* _SET TASK_
Every line below should be copied exactly; drop the pictures.
****
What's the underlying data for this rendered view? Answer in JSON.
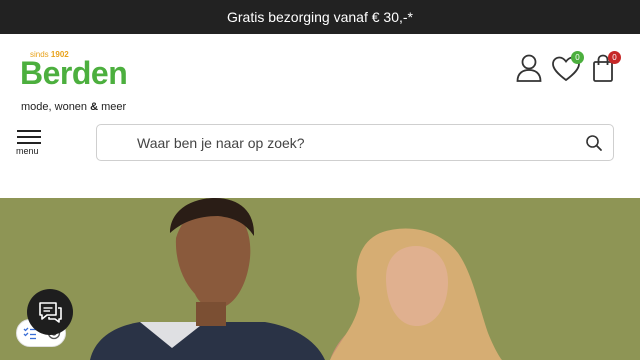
{
  "topbar": {
    "text": "Gratis bezorging vanaf € 30,-*"
  },
  "logo": {
    "since_prefix": "sinds",
    "since_year": "1902",
    "brand": "Berden",
    "tagline_prefix": "mode, wonen",
    "tagline_amp": "&",
    "tagline_suffix": "meer"
  },
  "header": {
    "wishlist_count": "0",
    "cart_count": "0",
    "menu_label": "menu"
  },
  "search": {
    "placeholder": "Waar ben je naar op zoek?"
  },
  "colors": {
    "brand_green": "#4caf3e",
    "accent_orange": "#e8a21b",
    "badge_green": "#4caf3e",
    "badge_red": "#c62828",
    "topbar_bg": "#222222",
    "hero_bg": "#8a9152"
  },
  "icons": [
    "account-icon",
    "heart-icon",
    "shopping-bag-icon",
    "hamburger-icon",
    "search-icon",
    "chat-icon",
    "checklist-icon",
    "settings-icon"
  ]
}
****
* _REPLY TO THE EXERCISE_
What's the underlying data for this rendered view? Answer in JSON.
{
  "topbar": {
    "text": "Gratis bezorging vanaf € 30,-*"
  },
  "logo": {
    "since_prefix": "sinds",
    "since_year": "1902",
    "brand": "Berden",
    "tagline_prefix": "mode, wonen",
    "tagline_amp": "&",
    "tagline_suffix": "meer"
  },
  "header": {
    "wishlist_count": "0",
    "cart_count": "0",
    "menu_label": "menu"
  },
  "search": {
    "placeholder": "Waar ben je naar op zoek?"
  },
  "colors": {
    "brand_green": "#4caf3e",
    "accent_orange": "#e8a21b",
    "badge_green": "#4caf3e",
    "badge_red": "#c62828",
    "topbar_bg": "#222222",
    "hero_bg": "#8a9152"
  },
  "icons": [
    "account-icon",
    "heart-icon",
    "shopping-bag-icon",
    "hamburger-icon",
    "search-icon",
    "chat-icon",
    "checklist-icon",
    "settings-icon"
  ]
}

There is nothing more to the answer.